##### Source records

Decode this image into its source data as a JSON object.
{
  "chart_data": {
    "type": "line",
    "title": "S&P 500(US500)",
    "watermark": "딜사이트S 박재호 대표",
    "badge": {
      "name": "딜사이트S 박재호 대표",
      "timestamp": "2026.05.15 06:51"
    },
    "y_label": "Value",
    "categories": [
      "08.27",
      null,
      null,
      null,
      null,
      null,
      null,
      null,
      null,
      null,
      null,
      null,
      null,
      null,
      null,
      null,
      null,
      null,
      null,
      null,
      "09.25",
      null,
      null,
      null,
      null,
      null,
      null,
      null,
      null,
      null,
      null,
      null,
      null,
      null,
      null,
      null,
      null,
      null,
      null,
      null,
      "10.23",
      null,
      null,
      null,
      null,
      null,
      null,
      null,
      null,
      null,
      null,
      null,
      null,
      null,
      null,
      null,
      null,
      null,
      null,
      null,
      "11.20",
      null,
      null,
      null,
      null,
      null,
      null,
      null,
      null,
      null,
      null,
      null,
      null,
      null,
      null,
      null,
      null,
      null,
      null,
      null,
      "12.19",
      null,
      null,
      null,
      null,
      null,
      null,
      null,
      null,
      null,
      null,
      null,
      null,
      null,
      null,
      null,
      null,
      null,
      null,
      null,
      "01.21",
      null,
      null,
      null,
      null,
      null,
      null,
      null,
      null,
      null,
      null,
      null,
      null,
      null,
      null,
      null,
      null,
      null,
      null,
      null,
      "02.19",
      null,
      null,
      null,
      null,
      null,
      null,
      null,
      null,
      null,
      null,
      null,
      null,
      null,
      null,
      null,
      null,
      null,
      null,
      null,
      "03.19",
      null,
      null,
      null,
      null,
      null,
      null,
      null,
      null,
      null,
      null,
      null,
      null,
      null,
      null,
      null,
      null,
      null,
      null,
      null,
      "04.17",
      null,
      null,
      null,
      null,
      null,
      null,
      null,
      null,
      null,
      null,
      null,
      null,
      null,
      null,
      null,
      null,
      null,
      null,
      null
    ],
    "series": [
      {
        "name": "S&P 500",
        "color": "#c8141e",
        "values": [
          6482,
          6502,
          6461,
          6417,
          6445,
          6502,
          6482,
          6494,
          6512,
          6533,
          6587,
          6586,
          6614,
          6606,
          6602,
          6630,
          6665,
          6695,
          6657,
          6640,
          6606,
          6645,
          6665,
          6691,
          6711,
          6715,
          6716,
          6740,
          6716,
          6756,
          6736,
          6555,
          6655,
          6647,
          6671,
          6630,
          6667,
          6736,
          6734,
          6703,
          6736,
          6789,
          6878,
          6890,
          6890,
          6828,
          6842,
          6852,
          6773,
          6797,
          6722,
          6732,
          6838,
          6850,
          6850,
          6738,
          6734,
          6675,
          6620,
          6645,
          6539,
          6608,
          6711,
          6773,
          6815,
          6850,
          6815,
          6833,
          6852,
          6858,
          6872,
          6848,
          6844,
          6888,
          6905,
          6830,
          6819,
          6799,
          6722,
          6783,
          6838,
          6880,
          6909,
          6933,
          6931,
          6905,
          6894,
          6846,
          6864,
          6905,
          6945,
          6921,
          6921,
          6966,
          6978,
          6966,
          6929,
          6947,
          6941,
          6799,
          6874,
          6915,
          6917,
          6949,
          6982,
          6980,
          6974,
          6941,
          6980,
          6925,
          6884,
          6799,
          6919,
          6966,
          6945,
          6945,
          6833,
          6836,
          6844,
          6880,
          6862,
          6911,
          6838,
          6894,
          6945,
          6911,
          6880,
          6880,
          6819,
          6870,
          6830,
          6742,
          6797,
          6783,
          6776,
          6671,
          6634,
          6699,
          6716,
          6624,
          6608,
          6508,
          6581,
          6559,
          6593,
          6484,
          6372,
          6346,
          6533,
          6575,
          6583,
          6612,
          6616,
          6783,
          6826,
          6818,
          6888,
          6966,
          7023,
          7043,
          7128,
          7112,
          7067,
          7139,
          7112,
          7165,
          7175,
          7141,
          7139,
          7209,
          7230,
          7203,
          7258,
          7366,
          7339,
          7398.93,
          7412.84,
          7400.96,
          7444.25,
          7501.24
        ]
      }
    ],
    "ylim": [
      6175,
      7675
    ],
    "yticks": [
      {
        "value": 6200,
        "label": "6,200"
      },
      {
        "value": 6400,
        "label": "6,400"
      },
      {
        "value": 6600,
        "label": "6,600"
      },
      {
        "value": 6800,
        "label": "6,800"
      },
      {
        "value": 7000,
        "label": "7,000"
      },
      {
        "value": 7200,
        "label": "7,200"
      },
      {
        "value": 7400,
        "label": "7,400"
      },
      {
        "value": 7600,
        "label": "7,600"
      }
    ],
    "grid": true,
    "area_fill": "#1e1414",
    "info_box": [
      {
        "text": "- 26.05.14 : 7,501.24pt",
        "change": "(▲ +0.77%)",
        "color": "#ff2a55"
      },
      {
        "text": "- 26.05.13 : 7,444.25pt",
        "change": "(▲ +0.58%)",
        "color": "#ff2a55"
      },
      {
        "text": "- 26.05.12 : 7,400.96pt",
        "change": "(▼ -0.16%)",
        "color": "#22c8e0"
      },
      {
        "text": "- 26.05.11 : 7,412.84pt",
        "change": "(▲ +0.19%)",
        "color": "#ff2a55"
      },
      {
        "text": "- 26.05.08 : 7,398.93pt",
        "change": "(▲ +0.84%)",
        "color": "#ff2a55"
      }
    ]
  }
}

##########

(Short exercise)
Identify each line containing the string "text" and copy it out.

(Final answer)
        "text": "- 26.05.14 : 7,501.24pt",
        "text": "- 26.05.13 : 7,444.25pt",
        "text": "- 26.05.12 : 7,400.96pt",
        "text": "- 26.05.11 : 7,412.84pt",
        "text": "- 26.05.08 : 7,398.93pt",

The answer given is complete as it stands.